:: Data lines
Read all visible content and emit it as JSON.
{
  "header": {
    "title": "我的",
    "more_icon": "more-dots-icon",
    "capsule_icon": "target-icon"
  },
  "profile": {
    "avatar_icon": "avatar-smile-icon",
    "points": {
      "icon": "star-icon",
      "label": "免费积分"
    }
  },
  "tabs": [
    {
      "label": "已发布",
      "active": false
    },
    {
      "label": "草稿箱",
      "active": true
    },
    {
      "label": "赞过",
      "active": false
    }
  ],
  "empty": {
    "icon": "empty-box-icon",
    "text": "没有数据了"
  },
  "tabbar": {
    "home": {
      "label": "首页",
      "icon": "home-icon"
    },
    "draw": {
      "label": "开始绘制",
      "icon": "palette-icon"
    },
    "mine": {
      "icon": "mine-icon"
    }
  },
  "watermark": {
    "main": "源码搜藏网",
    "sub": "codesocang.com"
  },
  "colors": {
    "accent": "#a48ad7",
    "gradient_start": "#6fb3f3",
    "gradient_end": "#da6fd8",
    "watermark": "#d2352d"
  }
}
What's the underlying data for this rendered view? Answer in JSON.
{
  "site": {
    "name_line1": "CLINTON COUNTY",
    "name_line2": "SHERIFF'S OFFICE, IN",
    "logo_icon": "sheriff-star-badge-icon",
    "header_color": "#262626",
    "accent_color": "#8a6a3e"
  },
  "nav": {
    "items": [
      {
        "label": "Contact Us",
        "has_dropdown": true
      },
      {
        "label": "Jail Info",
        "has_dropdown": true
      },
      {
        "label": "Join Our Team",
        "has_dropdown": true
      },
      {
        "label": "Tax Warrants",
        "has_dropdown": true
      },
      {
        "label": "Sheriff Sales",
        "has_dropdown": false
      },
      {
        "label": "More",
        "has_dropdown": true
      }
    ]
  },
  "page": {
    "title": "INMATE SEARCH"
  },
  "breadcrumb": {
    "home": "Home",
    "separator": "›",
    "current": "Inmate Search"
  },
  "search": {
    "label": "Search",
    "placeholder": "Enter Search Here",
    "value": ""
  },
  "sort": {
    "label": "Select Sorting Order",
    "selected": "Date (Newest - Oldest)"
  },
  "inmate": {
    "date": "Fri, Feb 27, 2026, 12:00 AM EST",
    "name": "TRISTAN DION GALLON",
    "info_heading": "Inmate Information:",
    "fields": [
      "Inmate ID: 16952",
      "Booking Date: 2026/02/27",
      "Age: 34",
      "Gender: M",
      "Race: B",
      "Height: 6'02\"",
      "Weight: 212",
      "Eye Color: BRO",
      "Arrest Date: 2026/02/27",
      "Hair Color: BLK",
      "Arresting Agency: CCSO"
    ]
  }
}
::::
• Stated goal: Return all of the entries exactly as they were supplied.

• Worked solution:
Read all visible content and emit it as JSON.
{
  "header": {
    "title": "我的",
    "more_icon": "more-dots-icon",
    "capsule_icon": "target-icon"
  },
  "profile": {
    "avatar_icon": "avatar-smile-icon",
    "points": {
      "icon": "star-icon",
      "label": "免费积分"
    }
  },
  "tabs": [
    {
      "label": "已发布",
      "active": false
    },
    {
      "label": "草稿箱",
      "active": true
    },
    {
      "label": "赞过",
      "active": false
    }
  ],
  "empty": {
    "icon": "empty-box-icon",
    "text": "没有数据了"
  },
  "tabbar": {
    "home": {
      "label": "首页",
      "icon": "home-icon"
    },
    "draw": {
      "label": "开始绘制",
      "icon": "palette-icon"
    },
    "mine": {
      "icon": "mine-icon"
    }
  },
  "watermark": {
    "main": "源码搜藏网",
    "sub": "codesocang.com"
  },
  "colors": {
    "accent": "#a48ad7",
    "gradient_start": "#6fb3f3",
    "gradient_end": "#da6fd8",
    "watermark": "#d2352d"
  }
}
What's the underlying data for this rendered view? Answer in JSON.
{
  "site": {
    "name_line1": "CLINTON COUNTY",
    "name_line2": "SHERIFF'S OFFICE, IN",
    "logo_icon": "sheriff-star-badge-icon",
    "header_color": "#262626",
    "accent_color": "#8a6a3e"
  },
  "nav": {
    "items": [
      {
        "label": "Contact Us",
        "has_dropdown": true
      },
      {
        "label": "Jail Info",
        "has_dropdown": true
      },
      {
        "label": "Join Our Team",
        "has_dropdown": true
      },
      {
        "label": "Tax Warrants",
        "has_dropdown": true
      },
      {
        "label": "Sheriff Sales",
        "has_dropdown": false
      },
      {
        "label": "More",
        "has_dropdown": true
      }
    ]
  },
  "page": {
    "title": "INMATE SEARCH"
  },
  "breadcrumb": {
    "home": "Home",
    "separator": "›",
    "current": "Inmate Search"
  },
  "search": {
    "label": "Search",
    "placeholder": "Enter Search Here",
    "value": ""
  },
  "sort": {
    "label": "Select Sorting Order",
    "selected": "Date (Newest - Oldest)"
  },
  "inmate": {
    "date": "Fri, Feb 27, 2026, 12:00 AM EST",
    "name": "TRISTAN DION GALLON",
    "info_heading": "Inmate Information:",
    "fields": [
      "Inmate ID: 16952",
      "Booking Date: 2026/02/27",
      "Age: 34",
      "Gender: M",
      "Race: B",
      "Height: 6'02\"",
      "Weight: 212",
      "Eye Color: BRO",
      "Arrest Date: 2026/02/27",
      "Hair Color: BLK",
      "Arresting Agency: CCSO"
    ]
  }
}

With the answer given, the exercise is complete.